→ TASK ITEM:
Lines in the entries below where the word "Premiks" shows up should each be copied.

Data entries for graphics
--------------------------------

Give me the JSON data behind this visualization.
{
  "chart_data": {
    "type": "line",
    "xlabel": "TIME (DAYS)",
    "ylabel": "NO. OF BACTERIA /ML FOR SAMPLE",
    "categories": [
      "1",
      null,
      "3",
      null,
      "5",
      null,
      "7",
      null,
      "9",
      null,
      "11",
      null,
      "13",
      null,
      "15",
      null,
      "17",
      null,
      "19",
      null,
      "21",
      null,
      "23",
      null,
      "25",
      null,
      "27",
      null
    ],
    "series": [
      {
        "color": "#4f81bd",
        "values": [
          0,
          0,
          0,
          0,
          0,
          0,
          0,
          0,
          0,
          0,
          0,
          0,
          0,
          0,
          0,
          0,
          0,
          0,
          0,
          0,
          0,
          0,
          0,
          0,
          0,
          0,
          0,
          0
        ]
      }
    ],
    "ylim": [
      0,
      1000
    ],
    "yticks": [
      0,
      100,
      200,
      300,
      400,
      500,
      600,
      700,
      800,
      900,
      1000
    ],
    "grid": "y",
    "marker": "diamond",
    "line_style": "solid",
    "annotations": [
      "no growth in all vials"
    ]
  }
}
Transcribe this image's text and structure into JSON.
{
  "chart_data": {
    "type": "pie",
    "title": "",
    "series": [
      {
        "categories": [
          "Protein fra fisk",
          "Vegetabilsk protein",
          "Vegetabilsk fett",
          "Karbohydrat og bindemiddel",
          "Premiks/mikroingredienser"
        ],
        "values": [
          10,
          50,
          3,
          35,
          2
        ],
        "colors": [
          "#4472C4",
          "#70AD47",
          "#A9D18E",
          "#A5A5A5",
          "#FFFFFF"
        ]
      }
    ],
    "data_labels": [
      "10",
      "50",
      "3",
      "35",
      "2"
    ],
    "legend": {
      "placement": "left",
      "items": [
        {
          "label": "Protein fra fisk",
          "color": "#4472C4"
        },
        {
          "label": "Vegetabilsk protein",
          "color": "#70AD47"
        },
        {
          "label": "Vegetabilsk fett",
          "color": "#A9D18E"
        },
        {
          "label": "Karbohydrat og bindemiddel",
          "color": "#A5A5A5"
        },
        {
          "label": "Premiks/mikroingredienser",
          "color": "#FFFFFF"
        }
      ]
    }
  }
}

--------------------------------

→ ANSWER TO THIS EXERCISE:
          "Premiks/mikroingredienser"
          "label": "Premiks/mikroingredienser",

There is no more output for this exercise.